**Directive**. Each line below must be set down exactly; omit any image you find.

**Stored rows**.
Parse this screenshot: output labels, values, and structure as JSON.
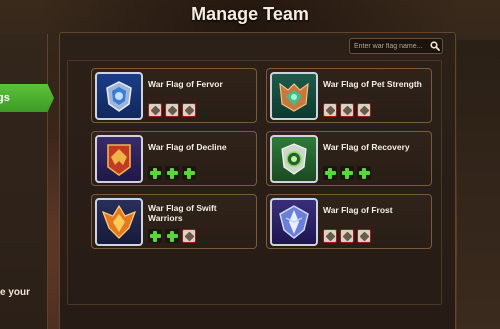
{
  "header": {
    "title": "Manage Team"
  },
  "search": {
    "placeholder": "Enter war flag name..."
  },
  "left_panel": {
    "tab_label": "gs",
    "bottom_text": "e your"
  },
  "flags": [
    {
      "name": "War Flag of Fervor",
      "icon": "fervor-flag-icon",
      "slots": [
        "rune",
        "rune",
        "rune"
      ]
    },
    {
      "name": "War Flag of Pet Strength",
      "icon": "pet-strength-flag-icon",
      "slots": [
        "rune",
        "rune",
        "rune"
      ]
    },
    {
      "name": "War Flag of Decline",
      "icon": "decline-flag-icon",
      "slots": [
        "plus",
        "plus",
        "plus"
      ]
    },
    {
      "name": "War Flag of Recovery",
      "icon": "recovery-flag-icon",
      "slots": [
        "plus",
        "plus",
        "plus"
      ]
    },
    {
      "name": "War Flag of Swift Warriors",
      "icon": "swift-warriors-flag-icon",
      "slots": [
        "plus",
        "plus",
        "rune"
      ]
    },
    {
      "name": "War Flag of Frost",
      "icon": "frost-flag-icon",
      "slots": [
        "rune",
        "rune",
        "rune"
      ]
    }
  ],
  "colors": {
    "accent_green": "#5bd63a",
    "card_border": "#7a5a3a",
    "rune_border": "#a41818"
  }
}
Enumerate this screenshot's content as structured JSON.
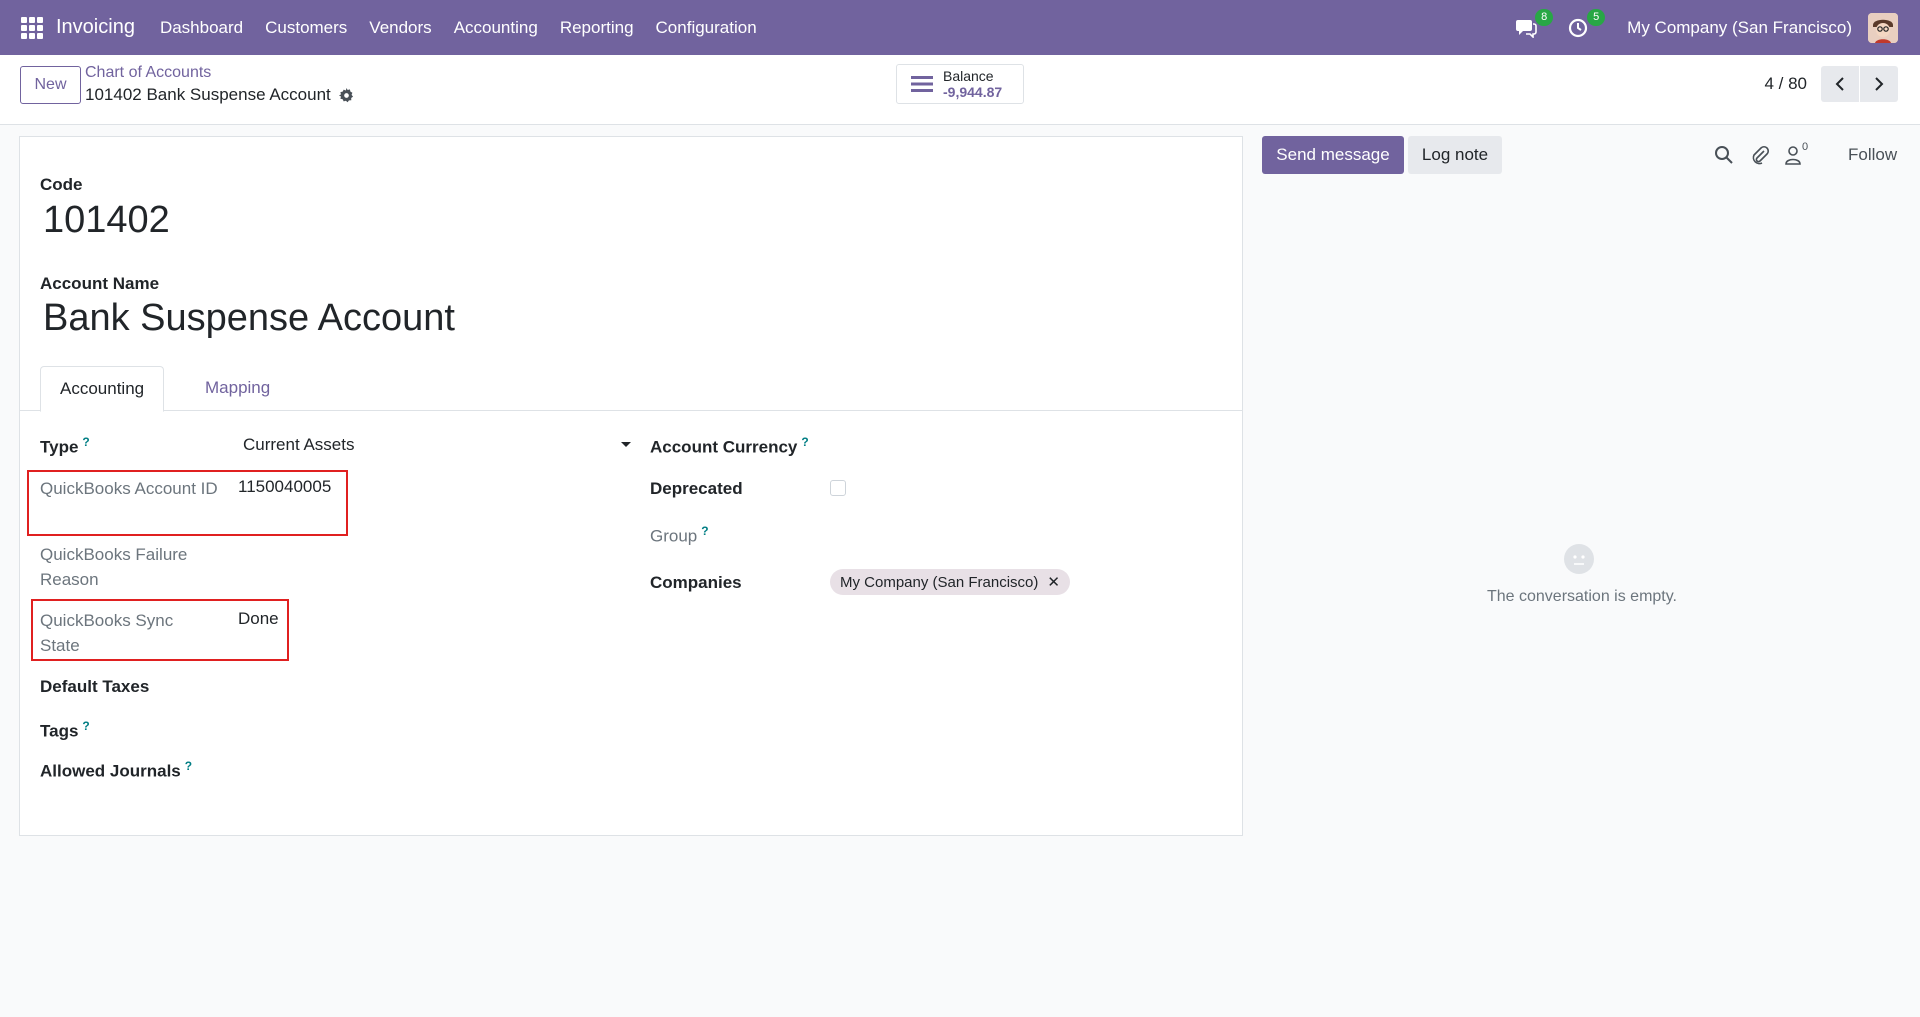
{
  "topbar": {
    "app_name": "Invoicing",
    "menu": [
      "Dashboard",
      "Customers",
      "Vendors",
      "Accounting",
      "Reporting",
      "Configuration"
    ],
    "messages_count": "8",
    "activities_count": "5",
    "company": "My Company (San Francisco)"
  },
  "control": {
    "new_label": "New",
    "breadcrumb_parent": "Chart of Accounts",
    "breadcrumb_current": "101402 Bank Suspense Account",
    "balance_label": "Balance",
    "balance_value": "-9,944.87",
    "pager": "4 / 80"
  },
  "form": {
    "code_label": "Code",
    "code_value": "101402",
    "name_label": "Account Name",
    "name_value": "Bank Suspense Account",
    "tabs": [
      "Accounting",
      "Mapping"
    ],
    "type_label": "Type",
    "type_help": "?",
    "type_value": "Current Assets",
    "qb_id_label": "QuickBooks Account ID",
    "qb_id_value": "1150040005",
    "qb_failure_label": "QuickBooks Failure Reason",
    "qb_sync_label": "QuickBooks Sync State",
    "qb_sync_value": "Done",
    "default_taxes_label": "Default Taxes",
    "tags_label": "Tags",
    "tags_help": "?",
    "journals_label": "Allowed Journals",
    "journals_help": "?",
    "currency_label": "Account Currency",
    "currency_help": "?",
    "deprecated_label": "Deprecated",
    "group_label": "Group",
    "group_help": "?",
    "companies_label": "Companies",
    "companies_tag": "My Company (San Francisco)",
    "tag_remove": "✕"
  },
  "chatter": {
    "send_label": "Send message",
    "log_label": "Log note",
    "followers_count": "0",
    "follow_label": "Follow",
    "empty_text": "The conversation is empty."
  },
  "colors": {
    "brand": "#71639e",
    "badge": "#28a745",
    "highlight": "#e02020",
    "help": "#017e84"
  }
}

**Solution to the exercise**.
Parse this screenshot: output labels, values, and structure as JSON.
{
  "header": {
    "title": "Manage Team"
  },
  "search": {
    "placeholder": "Enter war flag name..."
  },
  "left_panel": {
    "tab_label": "gs",
    "bottom_text": "e your"
  },
  "flags": [
    {
      "name": "War Flag of Fervor",
      "icon": "fervor-flag-icon",
      "slots": [
        "rune",
        "rune",
        "rune"
      ]
    },
    {
      "name": "War Flag of Pet Strength",
      "icon": "pet-strength-flag-icon",
      "slots": [
        "rune",
        "rune",
        "rune"
      ]
    },
    {
      "name": "War Flag of Decline",
      "icon": "decline-flag-icon",
      "slots": [
        "plus",
        "plus",
        "plus"
      ]
    },
    {
      "name": "War Flag of Recovery",
      "icon": "recovery-flag-icon",
      "slots": [
        "plus",
        "plus",
        "plus"
      ]
    },
    {
      "name": "War Flag of Swift Warriors",
      "icon": "swift-warriors-flag-icon",
      "slots": [
        "plus",
        "plus",
        "rune"
      ]
    },
    {
      "name": "War Flag of Frost",
      "icon": "frost-flag-icon",
      "slots": [
        "rune",
        "rune",
        "rune"
      ]
    }
  ],
  "colors": {
    "accent_green": "#5bd63a",
    "card_border": "#7a5a3a",
    "rune_border": "#a41818"
  }
}
Enumerate this screenshot's content as structured JSON.
{
  "topbar": {
    "app_name": "Invoicing",
    "menu": [
      "Dashboard",
      "Customers",
      "Vendors",
      "Accounting",
      "Reporting",
      "Configuration"
    ],
    "messages_count": "8",
    "activities_count": "5",
    "company": "My Company (San Francisco)"
  },
  "control": {
    "new_label": "New",
    "breadcrumb_parent": "Chart of Accounts",
    "breadcrumb_current": "101402 Bank Suspense Account",
    "balance_label": "Balance",
    "balance_value": "-9,944.87",
    "pager": "4 / 80"
  },
  "form": {
    "code_label": "Code",
    "code_value": "101402",
    "name_label": "Account Name",
    "name_value": "Bank Suspense Account",
    "tabs": [
      "Accounting",
      "Mapping"
    ],
    "type_label": "Type",
    "type_help": "?",
    "type_value": "Current Assets",
    "qb_id_label": "QuickBooks Account ID",
    "qb_id_value": "1150040005",
    "qb_failure_label": "QuickBooks Failure Reason",
    "qb_sync_label": "QuickBooks Sync State",
    "qb_sync_value": "Done",
    "default_taxes_label": "Default Taxes",
    "tags_label": "Tags",
    "tags_help": "?",
    "journals_label": "Allowed Journals",
    "journals_help": "?",
    "currency_label": "Account Currency",
    "currency_help": "?",
    "deprecated_label": "Deprecated",
    "group_label": "Group",
    "group_help": "?",
    "companies_label": "Companies",
    "companies_tag": "My Company (San Francisco)",
    "tag_remove": "✕"
  },
  "chatter": {
    "send_label": "Send message",
    "log_label": "Log note",
    "followers_count": "0",
    "follow_label": "Follow",
    "empty_text": "The conversation is empty."
  },
  "colors": {
    "brand": "#71639e",
    "badge": "#28a745",
    "highlight": "#e02020",
    "help": "#017e84"
  }
}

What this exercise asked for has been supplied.